GIVEN INSTRUCTION:
Identify all lines below that hold "name" and collect them.

Saved entries:
** start **
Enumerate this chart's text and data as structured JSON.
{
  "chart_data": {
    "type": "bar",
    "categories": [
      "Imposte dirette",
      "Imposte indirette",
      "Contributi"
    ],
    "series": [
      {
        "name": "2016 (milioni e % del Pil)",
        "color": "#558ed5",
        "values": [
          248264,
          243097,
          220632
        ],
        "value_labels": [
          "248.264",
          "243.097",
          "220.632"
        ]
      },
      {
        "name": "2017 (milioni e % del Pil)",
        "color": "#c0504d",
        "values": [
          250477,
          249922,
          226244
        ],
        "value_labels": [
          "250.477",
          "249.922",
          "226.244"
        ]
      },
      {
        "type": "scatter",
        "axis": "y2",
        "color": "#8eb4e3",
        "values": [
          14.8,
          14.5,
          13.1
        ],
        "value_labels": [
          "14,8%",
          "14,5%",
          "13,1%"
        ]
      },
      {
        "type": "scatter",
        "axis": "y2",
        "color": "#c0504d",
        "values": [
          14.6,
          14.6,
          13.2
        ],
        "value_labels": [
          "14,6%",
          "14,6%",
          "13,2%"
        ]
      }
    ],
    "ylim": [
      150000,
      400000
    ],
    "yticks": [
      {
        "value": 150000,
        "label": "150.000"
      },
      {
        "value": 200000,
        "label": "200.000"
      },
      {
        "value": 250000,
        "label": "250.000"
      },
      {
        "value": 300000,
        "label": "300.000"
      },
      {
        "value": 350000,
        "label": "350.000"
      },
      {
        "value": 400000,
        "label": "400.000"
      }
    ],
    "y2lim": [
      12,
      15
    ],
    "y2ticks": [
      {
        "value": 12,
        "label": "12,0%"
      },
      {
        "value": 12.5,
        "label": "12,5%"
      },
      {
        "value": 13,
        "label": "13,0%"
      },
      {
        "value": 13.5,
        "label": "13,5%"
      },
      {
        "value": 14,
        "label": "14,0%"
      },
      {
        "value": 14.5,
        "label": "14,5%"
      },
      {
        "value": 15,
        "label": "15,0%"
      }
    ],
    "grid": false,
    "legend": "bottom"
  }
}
** end **
WRITTEN REPLY:
        "name": "2016 (milioni e % del Pil)",
        "name": "2017 (milioni e % del Pil)",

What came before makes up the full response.